Goal: Tally the lines containing the word "page" and give the total alone.
* START *
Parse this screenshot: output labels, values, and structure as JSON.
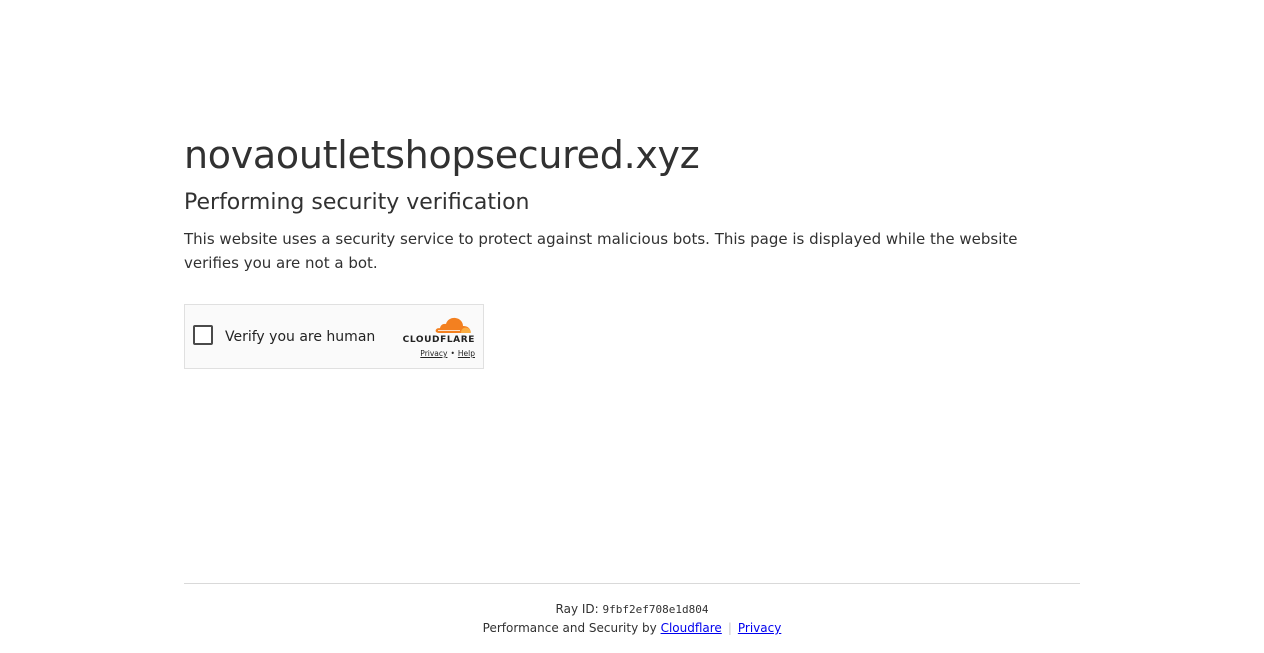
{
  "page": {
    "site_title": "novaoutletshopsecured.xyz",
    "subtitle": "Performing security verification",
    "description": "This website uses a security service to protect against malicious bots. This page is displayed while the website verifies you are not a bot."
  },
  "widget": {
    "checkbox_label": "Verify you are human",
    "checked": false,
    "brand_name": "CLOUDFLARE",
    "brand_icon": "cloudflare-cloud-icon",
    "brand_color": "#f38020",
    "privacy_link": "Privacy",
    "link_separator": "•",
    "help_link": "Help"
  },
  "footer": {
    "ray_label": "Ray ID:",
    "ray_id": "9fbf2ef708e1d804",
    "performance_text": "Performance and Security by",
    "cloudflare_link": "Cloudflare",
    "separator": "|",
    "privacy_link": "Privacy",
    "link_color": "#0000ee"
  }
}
* END *
* START *
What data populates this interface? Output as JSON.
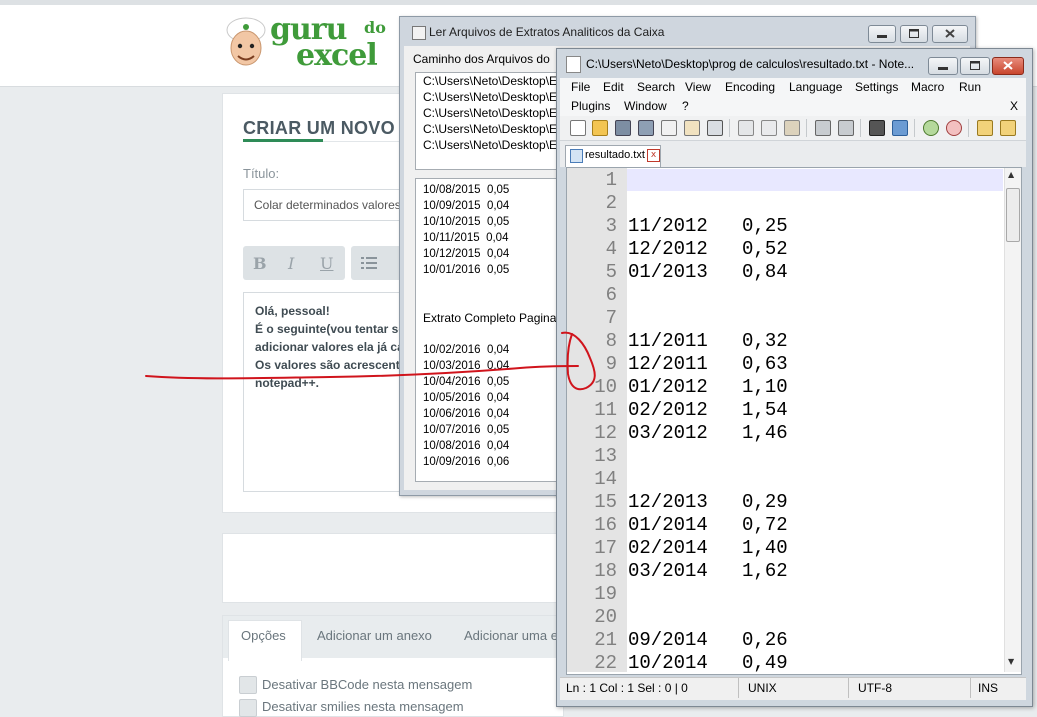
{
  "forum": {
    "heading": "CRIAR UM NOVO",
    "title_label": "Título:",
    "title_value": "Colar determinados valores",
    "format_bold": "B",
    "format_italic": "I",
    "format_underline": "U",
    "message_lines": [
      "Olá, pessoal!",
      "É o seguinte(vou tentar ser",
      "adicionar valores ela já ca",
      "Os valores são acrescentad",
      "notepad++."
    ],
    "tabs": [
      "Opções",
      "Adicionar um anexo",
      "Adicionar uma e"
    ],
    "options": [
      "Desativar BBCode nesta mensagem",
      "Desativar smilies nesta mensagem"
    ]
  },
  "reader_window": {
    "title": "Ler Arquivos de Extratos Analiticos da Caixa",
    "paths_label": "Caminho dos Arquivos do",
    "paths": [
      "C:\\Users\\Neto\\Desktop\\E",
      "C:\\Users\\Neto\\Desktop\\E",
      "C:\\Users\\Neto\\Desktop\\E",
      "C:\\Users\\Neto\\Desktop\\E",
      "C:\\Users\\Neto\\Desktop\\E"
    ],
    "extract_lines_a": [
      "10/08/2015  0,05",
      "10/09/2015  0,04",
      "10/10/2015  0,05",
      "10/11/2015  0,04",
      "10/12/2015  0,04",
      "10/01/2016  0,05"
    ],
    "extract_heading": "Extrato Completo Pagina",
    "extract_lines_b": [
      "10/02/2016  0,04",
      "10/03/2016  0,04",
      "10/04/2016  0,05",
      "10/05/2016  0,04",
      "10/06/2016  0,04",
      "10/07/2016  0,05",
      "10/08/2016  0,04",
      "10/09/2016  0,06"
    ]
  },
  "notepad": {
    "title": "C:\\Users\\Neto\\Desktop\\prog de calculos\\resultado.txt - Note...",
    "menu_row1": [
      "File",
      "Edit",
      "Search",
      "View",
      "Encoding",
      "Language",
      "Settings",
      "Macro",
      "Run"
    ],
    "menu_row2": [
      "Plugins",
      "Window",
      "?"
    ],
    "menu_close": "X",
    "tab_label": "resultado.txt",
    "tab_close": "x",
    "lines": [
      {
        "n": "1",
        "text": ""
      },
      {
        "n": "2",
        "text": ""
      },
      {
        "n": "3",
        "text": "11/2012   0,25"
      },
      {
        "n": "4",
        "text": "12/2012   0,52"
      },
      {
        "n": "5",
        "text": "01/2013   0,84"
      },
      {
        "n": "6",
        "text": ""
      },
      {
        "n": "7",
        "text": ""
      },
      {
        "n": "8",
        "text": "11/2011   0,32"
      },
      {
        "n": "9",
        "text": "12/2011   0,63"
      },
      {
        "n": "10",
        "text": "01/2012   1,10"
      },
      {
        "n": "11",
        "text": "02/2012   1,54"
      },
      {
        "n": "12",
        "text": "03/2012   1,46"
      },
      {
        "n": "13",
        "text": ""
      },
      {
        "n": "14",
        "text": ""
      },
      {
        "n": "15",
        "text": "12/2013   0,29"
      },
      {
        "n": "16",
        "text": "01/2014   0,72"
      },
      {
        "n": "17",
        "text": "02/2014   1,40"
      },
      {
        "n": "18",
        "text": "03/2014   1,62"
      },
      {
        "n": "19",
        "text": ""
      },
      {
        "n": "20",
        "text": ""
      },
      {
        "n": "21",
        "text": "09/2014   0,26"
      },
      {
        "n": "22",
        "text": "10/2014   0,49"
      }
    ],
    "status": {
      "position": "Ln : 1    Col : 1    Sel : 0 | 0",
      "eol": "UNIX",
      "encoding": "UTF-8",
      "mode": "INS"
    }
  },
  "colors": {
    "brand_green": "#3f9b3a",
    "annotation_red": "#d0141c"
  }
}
* END *
Exercise result: 2